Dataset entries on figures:
------------------------------------------------------------------------

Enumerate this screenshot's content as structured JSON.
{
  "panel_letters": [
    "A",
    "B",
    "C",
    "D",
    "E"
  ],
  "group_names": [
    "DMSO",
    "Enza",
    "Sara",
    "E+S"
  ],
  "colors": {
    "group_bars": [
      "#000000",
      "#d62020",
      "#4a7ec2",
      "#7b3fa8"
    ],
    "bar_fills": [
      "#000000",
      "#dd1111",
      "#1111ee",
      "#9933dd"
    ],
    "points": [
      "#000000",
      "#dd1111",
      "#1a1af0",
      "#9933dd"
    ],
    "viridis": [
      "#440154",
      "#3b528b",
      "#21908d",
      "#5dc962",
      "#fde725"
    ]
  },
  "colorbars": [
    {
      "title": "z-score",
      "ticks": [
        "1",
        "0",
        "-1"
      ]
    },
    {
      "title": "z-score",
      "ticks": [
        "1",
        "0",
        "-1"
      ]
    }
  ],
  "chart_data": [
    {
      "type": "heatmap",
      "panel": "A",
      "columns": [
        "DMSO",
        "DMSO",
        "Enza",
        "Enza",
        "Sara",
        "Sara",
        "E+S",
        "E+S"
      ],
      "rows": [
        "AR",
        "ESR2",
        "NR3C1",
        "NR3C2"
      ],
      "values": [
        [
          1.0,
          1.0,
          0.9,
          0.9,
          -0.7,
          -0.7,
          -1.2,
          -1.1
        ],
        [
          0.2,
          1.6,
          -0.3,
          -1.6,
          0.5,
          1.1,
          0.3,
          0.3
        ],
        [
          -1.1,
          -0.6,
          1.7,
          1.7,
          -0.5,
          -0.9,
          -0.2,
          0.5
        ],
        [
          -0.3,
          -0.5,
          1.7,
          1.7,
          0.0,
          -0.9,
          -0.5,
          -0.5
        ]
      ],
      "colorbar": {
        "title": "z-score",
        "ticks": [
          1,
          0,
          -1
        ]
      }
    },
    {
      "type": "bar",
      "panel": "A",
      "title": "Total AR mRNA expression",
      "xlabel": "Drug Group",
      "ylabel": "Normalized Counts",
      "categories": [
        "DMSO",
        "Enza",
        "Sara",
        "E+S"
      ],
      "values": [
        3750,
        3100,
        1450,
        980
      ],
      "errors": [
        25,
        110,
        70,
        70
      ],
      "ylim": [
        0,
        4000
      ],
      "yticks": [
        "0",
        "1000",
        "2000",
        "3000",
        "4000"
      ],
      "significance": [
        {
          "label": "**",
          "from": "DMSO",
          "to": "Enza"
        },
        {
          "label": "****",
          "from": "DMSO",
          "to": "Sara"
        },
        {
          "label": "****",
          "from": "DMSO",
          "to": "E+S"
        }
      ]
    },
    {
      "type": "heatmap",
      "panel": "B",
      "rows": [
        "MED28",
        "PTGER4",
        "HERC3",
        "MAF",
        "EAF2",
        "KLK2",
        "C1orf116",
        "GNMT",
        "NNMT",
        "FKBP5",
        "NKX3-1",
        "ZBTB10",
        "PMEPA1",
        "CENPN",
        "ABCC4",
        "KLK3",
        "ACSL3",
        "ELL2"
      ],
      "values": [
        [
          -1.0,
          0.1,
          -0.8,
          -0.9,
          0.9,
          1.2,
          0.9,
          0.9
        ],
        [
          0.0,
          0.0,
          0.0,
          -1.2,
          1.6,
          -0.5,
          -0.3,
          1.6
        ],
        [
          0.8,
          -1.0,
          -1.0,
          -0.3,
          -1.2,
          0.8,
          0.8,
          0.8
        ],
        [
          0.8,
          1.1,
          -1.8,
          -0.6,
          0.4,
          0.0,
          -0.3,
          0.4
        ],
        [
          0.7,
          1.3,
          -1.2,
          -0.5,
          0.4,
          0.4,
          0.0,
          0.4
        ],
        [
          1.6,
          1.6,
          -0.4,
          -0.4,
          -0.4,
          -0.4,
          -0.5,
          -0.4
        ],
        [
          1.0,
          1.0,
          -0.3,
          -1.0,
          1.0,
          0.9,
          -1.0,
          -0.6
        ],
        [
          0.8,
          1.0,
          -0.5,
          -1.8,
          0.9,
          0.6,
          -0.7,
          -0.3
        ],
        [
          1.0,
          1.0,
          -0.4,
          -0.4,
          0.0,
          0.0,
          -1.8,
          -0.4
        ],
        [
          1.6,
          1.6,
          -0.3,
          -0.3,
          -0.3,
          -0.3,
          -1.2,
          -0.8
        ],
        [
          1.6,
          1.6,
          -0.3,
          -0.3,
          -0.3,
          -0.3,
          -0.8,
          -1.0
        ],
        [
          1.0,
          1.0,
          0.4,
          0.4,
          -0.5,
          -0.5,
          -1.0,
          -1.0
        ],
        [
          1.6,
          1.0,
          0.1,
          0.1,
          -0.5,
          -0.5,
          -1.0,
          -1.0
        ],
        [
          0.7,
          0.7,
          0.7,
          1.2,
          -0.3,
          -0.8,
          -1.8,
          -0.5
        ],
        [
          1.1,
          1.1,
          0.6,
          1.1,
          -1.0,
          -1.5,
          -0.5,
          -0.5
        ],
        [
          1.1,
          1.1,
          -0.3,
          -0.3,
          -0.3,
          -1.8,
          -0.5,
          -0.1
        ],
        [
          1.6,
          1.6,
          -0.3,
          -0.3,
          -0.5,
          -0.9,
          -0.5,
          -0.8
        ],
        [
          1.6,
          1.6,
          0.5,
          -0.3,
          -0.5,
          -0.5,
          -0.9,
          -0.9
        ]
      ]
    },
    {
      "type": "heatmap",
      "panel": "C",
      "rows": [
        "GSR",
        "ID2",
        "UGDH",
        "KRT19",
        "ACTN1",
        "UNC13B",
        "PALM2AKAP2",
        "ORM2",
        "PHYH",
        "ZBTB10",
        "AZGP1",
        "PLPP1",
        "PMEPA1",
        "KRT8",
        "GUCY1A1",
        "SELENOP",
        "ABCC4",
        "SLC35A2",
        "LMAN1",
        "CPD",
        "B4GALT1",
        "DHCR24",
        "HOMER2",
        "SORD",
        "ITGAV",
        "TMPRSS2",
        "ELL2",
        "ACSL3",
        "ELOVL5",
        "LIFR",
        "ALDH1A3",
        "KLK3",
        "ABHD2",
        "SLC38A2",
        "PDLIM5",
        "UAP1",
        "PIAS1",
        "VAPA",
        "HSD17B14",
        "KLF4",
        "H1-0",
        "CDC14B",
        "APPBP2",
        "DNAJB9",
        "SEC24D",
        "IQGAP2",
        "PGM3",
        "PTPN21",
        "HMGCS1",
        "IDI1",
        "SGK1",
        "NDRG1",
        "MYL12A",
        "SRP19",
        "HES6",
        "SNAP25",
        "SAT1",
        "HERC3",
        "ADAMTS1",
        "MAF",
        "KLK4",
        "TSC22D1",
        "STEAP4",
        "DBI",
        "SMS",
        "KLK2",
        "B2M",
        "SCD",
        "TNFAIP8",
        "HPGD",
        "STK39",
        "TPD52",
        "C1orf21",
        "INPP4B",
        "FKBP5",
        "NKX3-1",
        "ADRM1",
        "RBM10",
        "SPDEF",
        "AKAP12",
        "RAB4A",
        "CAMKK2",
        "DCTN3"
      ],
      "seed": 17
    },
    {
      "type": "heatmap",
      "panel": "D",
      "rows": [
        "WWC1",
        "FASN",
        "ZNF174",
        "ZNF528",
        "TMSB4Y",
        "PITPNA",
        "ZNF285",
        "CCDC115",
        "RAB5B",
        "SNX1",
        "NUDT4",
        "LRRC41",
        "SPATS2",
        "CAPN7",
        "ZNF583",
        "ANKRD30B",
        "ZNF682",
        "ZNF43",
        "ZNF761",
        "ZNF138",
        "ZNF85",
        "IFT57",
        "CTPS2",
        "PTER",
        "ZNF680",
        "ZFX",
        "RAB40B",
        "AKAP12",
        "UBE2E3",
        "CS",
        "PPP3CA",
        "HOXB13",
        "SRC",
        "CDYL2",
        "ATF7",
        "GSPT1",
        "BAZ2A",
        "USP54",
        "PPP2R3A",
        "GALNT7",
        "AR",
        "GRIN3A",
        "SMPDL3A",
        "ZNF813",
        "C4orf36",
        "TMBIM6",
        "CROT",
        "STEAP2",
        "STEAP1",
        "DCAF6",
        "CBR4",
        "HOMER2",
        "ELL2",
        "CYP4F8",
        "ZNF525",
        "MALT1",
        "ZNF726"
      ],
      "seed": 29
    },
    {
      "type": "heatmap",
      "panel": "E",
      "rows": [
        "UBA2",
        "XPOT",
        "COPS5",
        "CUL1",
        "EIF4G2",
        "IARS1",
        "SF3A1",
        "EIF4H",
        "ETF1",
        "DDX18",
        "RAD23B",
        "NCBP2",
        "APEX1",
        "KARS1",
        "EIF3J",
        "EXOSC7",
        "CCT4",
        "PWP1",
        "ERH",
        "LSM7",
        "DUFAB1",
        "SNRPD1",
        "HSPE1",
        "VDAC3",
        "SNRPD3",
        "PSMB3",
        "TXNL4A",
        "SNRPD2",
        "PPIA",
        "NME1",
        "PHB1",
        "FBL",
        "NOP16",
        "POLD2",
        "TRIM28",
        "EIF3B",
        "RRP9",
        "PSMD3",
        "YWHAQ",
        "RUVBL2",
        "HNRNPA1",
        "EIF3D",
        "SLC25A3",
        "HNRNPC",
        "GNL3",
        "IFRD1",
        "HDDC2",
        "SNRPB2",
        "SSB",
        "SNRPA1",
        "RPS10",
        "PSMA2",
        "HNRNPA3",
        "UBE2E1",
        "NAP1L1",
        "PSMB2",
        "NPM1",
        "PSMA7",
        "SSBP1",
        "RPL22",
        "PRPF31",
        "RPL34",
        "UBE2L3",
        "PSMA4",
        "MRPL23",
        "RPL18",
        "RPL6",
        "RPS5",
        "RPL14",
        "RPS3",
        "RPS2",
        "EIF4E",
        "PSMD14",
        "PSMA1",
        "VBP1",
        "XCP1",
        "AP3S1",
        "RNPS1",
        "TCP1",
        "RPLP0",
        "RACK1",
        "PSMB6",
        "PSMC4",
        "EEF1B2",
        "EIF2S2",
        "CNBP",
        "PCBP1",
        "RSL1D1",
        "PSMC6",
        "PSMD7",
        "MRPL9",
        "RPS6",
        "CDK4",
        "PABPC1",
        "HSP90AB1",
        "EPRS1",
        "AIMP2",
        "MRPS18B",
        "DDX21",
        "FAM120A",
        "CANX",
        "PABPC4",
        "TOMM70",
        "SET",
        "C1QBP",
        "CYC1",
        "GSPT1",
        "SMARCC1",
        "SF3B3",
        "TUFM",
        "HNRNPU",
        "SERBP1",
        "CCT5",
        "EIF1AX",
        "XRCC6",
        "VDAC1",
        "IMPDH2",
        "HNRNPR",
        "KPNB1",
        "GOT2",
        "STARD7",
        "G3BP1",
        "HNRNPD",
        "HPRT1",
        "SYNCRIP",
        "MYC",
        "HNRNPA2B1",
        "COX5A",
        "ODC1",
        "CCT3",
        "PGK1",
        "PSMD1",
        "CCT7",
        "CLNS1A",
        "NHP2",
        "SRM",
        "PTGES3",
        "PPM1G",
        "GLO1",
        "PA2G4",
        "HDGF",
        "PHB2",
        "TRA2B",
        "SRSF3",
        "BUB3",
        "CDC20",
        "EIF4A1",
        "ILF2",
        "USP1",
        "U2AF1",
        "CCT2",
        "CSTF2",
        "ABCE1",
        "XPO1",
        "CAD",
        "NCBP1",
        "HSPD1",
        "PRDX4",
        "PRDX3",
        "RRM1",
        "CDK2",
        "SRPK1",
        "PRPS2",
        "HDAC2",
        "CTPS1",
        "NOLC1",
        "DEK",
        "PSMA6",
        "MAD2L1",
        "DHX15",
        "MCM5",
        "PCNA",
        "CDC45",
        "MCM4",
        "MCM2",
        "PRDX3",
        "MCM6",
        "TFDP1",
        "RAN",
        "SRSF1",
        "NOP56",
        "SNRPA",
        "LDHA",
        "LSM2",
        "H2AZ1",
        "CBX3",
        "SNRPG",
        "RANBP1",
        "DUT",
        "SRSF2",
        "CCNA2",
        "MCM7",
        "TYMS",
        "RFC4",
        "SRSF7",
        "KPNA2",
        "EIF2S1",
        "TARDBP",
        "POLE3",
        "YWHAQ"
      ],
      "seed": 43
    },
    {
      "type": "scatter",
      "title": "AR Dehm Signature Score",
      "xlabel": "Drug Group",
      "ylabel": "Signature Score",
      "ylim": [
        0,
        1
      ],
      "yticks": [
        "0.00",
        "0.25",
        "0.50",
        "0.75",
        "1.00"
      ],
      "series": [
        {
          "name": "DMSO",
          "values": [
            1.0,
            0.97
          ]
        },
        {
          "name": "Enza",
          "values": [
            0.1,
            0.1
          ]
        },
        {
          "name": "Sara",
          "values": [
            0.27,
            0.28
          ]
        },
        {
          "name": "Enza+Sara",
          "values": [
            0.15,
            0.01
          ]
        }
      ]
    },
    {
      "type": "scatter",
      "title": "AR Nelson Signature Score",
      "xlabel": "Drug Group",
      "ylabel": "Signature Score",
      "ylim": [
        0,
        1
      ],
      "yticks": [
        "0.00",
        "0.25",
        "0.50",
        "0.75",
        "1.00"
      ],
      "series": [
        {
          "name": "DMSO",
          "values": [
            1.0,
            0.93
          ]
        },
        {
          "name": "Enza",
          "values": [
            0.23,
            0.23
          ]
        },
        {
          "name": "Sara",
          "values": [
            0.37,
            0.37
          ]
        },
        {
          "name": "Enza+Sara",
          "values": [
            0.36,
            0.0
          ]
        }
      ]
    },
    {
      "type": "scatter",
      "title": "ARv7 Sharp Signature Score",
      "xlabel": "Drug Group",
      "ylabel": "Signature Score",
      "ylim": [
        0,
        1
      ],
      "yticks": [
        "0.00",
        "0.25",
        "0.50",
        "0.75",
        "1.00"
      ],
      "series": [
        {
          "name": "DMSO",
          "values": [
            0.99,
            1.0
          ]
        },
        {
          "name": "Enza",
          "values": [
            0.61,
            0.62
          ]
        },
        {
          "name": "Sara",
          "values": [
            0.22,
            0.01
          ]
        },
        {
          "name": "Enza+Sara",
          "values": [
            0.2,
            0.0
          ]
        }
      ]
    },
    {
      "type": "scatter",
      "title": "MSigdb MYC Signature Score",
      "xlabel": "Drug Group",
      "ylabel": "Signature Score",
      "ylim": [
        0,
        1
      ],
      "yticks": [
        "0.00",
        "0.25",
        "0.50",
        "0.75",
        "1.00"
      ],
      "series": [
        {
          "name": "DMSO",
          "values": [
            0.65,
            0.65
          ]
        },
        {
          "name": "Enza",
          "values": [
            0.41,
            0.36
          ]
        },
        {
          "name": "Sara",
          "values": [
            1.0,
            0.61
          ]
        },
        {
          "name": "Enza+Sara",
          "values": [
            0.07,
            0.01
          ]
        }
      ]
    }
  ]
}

------------------------------------------------------------------------

**Prompt**.
Only a number is wanted here: the count of lines above that contain the word "title".

**Exercise result**.
8